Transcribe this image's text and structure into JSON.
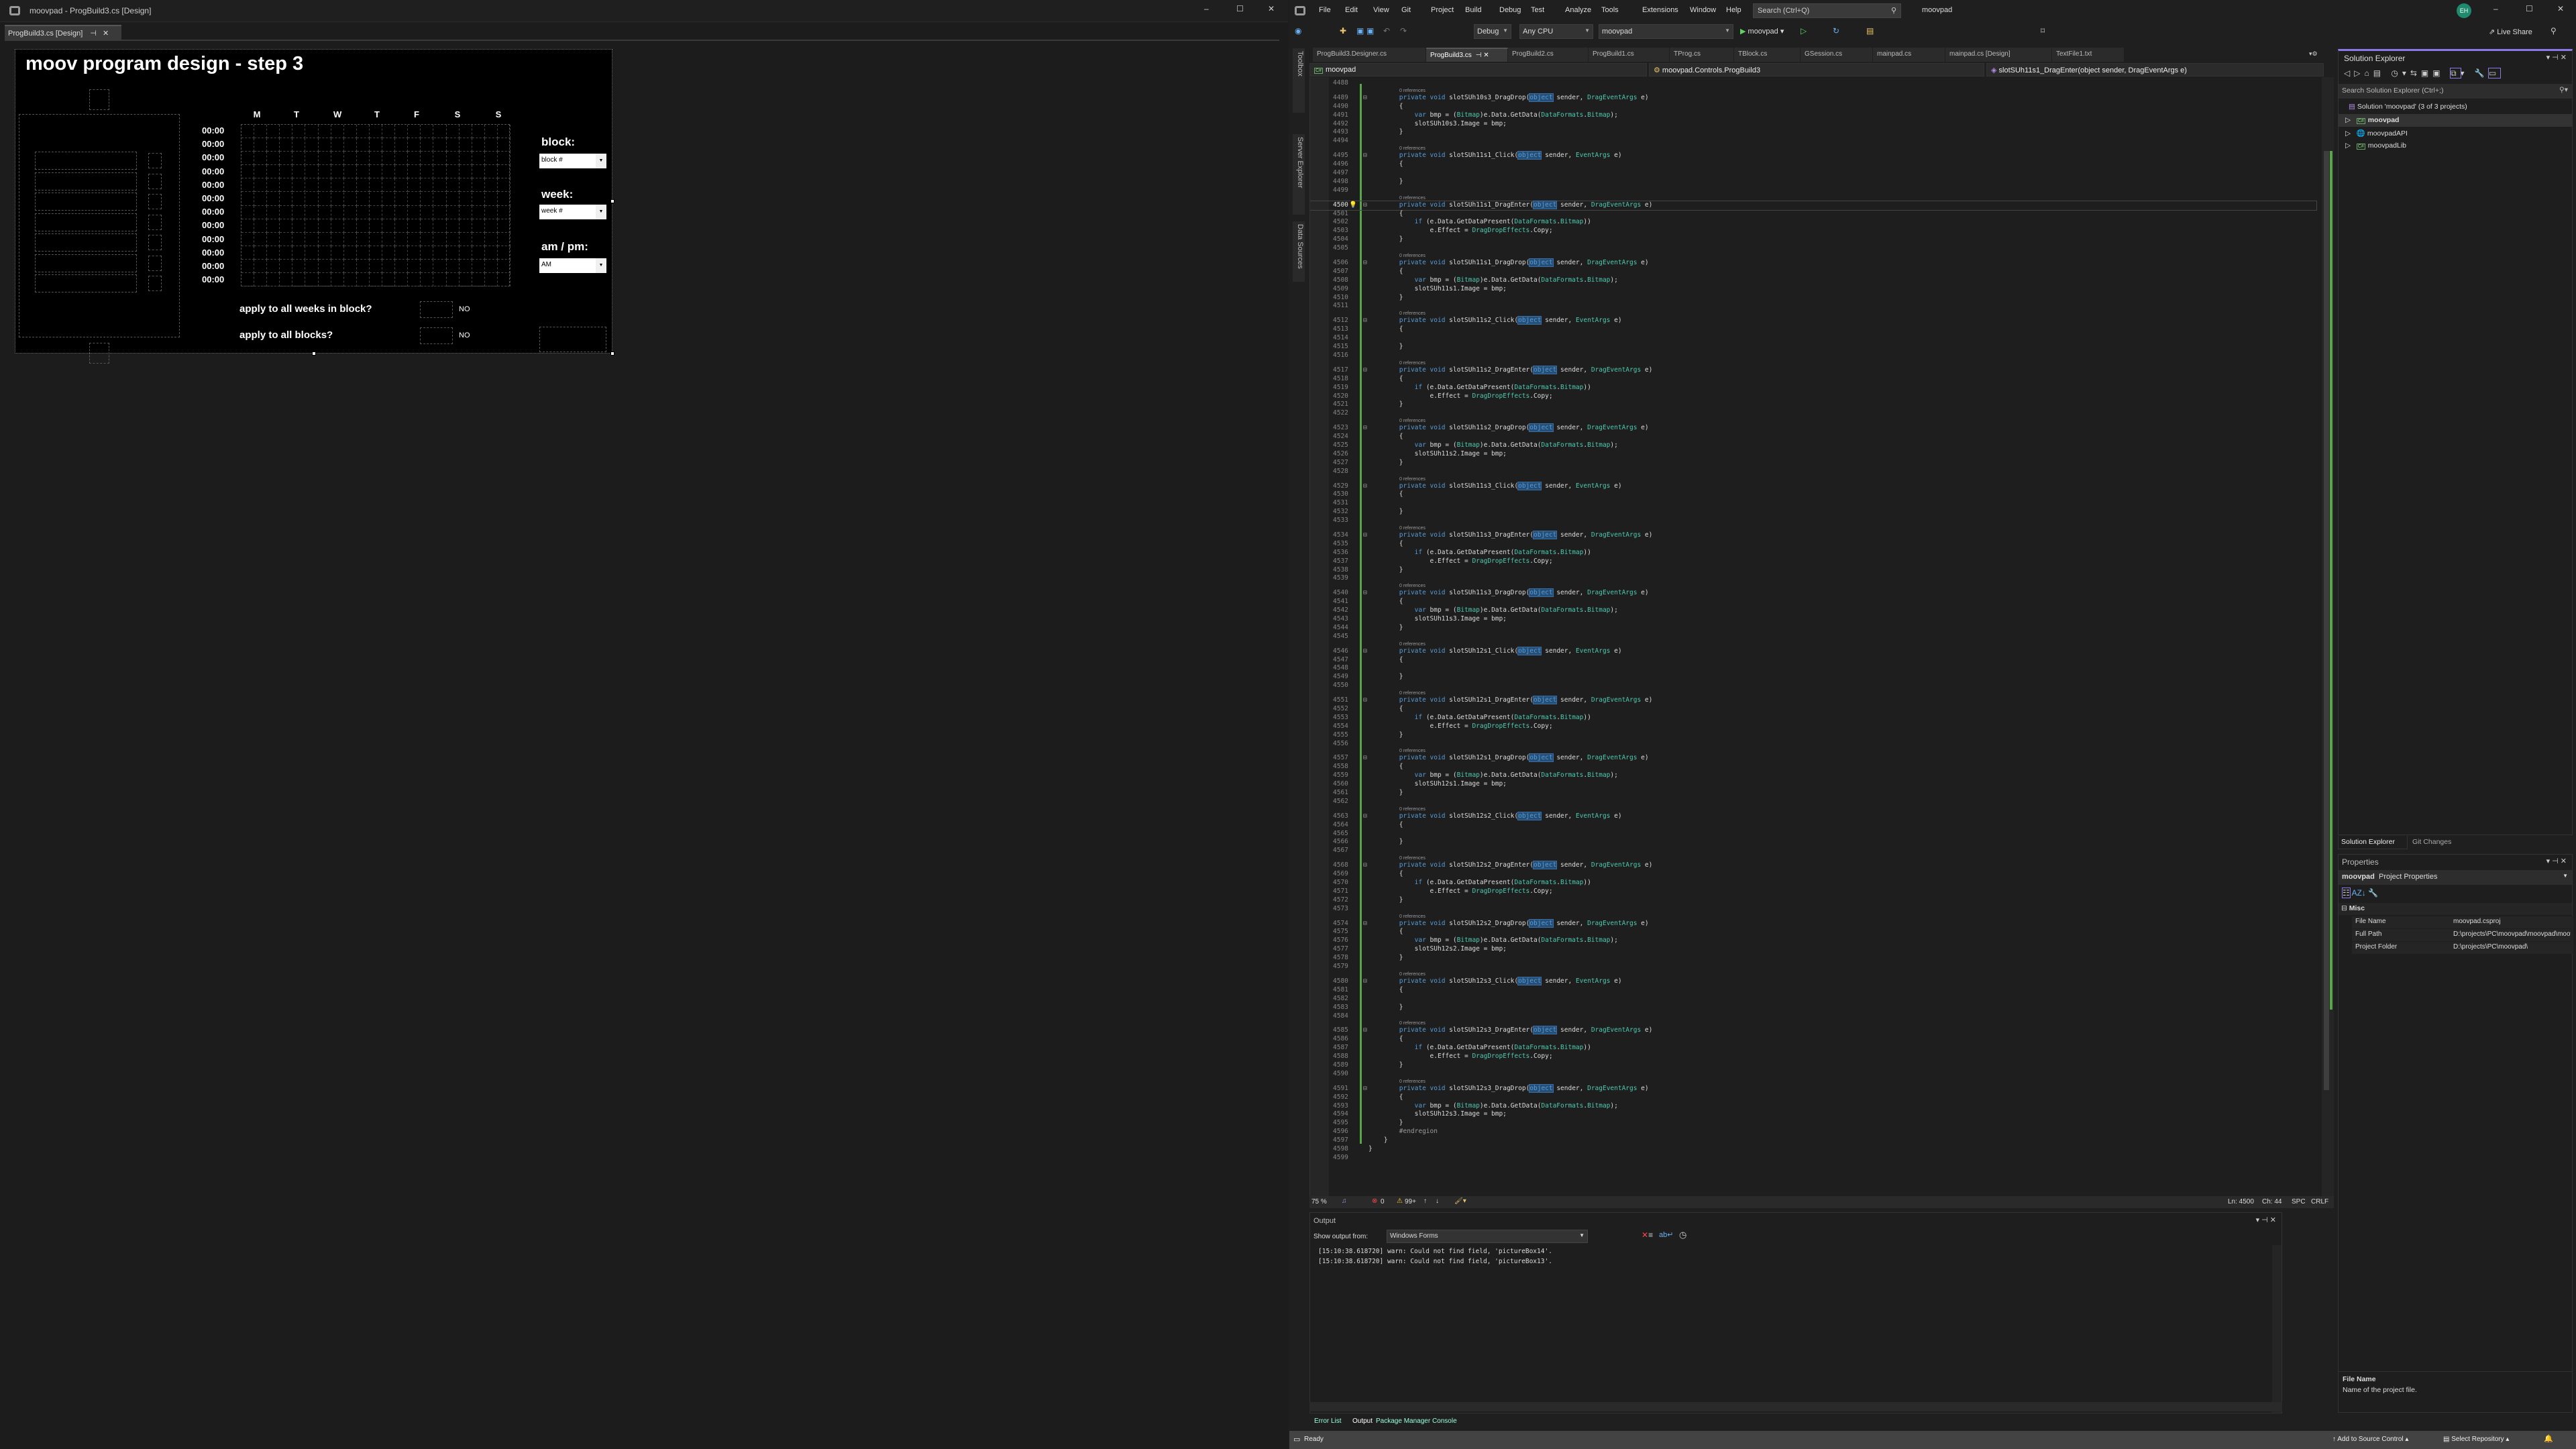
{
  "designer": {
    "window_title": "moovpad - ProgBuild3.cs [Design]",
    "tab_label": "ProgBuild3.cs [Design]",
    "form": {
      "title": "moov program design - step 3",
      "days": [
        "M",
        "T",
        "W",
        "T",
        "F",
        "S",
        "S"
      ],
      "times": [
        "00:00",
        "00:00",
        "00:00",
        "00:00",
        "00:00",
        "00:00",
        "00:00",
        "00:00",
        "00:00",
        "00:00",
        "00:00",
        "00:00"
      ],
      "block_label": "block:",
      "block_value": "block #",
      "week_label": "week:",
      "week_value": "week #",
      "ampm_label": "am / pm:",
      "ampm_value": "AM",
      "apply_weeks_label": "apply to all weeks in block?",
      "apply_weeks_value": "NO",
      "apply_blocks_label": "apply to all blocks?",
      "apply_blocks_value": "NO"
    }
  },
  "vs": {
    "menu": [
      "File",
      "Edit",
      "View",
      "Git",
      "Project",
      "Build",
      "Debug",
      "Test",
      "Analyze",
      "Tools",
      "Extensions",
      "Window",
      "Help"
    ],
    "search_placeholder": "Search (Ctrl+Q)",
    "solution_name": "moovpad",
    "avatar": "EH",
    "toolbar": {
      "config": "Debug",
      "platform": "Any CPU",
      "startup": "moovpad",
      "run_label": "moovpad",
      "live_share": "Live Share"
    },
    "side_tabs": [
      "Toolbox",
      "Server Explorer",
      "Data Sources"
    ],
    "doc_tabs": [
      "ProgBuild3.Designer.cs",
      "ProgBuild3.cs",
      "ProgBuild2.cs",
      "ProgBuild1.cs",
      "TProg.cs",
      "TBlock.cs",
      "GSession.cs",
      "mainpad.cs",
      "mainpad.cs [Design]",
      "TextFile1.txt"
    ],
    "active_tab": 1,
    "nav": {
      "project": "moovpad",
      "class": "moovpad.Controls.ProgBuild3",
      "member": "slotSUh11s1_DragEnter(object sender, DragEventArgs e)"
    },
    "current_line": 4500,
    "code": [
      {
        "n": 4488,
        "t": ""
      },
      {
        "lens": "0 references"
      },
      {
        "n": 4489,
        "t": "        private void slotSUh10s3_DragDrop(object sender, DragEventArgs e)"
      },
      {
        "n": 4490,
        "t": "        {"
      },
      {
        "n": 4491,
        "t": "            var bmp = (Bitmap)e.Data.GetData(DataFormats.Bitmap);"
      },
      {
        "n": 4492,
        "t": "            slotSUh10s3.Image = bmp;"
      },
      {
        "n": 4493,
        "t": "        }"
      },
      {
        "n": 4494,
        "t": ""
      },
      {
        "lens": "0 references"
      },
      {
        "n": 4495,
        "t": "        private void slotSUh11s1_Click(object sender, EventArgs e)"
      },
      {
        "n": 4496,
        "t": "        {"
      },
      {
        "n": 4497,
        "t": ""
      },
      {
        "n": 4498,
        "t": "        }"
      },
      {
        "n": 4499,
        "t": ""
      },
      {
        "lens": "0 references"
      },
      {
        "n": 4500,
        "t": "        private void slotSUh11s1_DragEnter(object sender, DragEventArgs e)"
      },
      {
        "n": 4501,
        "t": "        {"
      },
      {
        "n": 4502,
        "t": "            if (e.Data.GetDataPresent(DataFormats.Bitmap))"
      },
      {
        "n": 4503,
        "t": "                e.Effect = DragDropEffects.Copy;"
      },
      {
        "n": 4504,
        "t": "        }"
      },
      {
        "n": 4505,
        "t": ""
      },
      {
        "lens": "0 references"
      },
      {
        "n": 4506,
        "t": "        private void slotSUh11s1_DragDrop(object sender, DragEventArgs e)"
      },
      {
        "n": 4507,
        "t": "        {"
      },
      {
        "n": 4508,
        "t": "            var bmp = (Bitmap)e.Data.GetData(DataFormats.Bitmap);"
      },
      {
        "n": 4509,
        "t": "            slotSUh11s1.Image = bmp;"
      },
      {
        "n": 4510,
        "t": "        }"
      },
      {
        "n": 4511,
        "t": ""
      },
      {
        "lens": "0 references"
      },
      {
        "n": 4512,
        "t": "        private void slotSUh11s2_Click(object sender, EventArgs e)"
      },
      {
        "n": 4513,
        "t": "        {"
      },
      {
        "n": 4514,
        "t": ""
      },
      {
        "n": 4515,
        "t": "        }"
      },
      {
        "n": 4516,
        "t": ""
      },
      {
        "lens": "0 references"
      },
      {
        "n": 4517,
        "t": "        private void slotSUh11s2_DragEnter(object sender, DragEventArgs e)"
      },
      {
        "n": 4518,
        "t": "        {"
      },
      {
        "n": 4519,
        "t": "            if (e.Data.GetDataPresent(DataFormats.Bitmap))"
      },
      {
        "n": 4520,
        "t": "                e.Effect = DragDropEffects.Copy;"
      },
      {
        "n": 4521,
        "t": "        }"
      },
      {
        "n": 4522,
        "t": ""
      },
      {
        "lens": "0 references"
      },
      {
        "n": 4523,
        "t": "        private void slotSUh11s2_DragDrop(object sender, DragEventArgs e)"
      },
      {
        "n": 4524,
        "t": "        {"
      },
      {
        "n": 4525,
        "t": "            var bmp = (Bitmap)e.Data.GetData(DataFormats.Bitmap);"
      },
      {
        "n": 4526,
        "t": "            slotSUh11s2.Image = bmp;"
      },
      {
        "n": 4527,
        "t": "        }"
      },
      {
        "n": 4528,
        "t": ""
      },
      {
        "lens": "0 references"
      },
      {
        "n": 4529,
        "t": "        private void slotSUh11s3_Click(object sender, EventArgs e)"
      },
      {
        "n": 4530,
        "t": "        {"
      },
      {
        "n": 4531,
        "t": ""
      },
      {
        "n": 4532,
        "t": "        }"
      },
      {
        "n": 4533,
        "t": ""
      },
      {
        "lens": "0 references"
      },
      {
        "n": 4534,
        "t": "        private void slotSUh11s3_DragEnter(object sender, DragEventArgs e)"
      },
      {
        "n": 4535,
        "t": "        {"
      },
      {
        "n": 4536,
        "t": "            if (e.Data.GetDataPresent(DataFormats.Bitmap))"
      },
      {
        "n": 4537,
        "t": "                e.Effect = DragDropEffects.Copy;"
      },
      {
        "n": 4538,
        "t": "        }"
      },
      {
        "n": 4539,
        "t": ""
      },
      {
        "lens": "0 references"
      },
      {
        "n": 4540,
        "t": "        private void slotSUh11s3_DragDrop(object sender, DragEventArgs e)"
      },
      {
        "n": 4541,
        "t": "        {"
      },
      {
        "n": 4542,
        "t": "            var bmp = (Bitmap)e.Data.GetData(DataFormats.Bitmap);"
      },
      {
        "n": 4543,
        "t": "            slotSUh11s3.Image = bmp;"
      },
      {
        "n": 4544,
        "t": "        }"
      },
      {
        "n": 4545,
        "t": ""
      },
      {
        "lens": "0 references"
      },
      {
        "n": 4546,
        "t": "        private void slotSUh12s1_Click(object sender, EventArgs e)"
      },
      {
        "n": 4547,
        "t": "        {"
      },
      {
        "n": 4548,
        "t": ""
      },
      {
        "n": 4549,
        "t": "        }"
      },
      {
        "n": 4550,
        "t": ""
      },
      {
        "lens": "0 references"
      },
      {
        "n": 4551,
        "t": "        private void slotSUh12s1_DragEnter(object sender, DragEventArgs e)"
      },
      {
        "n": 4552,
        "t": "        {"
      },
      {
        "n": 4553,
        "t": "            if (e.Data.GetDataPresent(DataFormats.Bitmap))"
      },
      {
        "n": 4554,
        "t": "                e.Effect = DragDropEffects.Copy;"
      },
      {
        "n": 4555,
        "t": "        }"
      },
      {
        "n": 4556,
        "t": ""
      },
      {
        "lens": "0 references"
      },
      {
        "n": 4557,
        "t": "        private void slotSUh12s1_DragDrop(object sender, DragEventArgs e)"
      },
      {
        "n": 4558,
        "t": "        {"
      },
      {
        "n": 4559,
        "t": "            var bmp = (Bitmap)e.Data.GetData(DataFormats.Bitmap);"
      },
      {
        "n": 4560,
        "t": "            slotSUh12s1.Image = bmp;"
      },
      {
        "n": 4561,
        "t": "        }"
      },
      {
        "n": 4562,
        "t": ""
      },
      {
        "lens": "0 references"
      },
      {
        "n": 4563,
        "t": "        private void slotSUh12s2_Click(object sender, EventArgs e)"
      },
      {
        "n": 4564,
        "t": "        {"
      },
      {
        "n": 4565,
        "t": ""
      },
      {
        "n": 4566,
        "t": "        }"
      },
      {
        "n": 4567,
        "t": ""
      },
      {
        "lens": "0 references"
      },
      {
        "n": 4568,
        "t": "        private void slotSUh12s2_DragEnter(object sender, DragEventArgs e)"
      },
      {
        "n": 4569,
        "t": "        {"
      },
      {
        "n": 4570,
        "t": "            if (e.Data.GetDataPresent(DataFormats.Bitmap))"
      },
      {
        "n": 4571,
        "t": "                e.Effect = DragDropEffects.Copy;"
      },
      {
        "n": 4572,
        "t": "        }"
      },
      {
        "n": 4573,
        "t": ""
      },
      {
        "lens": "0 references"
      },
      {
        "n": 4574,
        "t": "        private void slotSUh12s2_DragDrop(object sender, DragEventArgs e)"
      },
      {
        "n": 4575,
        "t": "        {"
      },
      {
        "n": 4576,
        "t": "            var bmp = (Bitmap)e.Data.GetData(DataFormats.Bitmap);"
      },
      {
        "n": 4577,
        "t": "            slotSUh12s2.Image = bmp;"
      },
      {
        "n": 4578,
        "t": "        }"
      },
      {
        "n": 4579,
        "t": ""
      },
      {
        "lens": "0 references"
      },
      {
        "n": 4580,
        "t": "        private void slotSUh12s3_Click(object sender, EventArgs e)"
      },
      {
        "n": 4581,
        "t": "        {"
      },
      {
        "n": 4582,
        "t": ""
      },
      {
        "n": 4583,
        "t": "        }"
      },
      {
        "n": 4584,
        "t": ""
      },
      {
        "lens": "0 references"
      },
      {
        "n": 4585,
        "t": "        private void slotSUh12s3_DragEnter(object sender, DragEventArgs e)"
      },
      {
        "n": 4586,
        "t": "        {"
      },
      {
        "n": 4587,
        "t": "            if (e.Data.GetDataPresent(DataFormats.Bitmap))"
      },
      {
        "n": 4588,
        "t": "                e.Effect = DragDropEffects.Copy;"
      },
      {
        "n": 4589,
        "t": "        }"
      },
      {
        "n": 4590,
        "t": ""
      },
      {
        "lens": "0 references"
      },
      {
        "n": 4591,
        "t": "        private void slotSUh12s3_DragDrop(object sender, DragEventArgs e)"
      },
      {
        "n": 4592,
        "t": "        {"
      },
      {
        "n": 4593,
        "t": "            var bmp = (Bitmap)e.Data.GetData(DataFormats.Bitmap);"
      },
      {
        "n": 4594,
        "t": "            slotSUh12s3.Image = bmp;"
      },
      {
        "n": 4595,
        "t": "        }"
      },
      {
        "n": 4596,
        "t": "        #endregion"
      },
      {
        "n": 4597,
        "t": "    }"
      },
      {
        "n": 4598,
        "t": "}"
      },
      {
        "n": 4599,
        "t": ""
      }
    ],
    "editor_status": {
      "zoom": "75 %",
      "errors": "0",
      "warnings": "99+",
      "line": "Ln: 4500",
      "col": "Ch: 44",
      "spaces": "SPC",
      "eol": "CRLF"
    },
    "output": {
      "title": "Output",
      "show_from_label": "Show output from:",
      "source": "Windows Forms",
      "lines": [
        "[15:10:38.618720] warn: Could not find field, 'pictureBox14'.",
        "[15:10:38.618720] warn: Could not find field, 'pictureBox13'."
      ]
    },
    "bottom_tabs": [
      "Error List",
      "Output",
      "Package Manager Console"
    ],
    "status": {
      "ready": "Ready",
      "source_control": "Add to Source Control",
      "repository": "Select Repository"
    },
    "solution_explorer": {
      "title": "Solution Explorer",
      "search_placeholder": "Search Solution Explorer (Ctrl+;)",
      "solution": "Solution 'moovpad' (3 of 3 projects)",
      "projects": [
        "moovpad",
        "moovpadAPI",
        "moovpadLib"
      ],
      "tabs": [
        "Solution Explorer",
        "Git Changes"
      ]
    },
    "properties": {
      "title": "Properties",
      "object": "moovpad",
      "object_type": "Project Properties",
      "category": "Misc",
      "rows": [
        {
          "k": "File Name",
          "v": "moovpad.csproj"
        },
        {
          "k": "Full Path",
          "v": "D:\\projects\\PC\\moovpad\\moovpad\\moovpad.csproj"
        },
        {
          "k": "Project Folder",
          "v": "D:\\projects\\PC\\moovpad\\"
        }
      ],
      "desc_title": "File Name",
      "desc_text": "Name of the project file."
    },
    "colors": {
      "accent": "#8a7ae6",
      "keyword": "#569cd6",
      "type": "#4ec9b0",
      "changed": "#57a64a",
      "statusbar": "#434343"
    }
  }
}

• [Set problem] Copy every line in the records above that contains the word "find".

• [Exercise result]
        "[15:10:38.618720] warn: Could not find field, 'pictureBox14'.",
        "[15:10:38.618720] warn: Could not find field, 'pictureBox13'."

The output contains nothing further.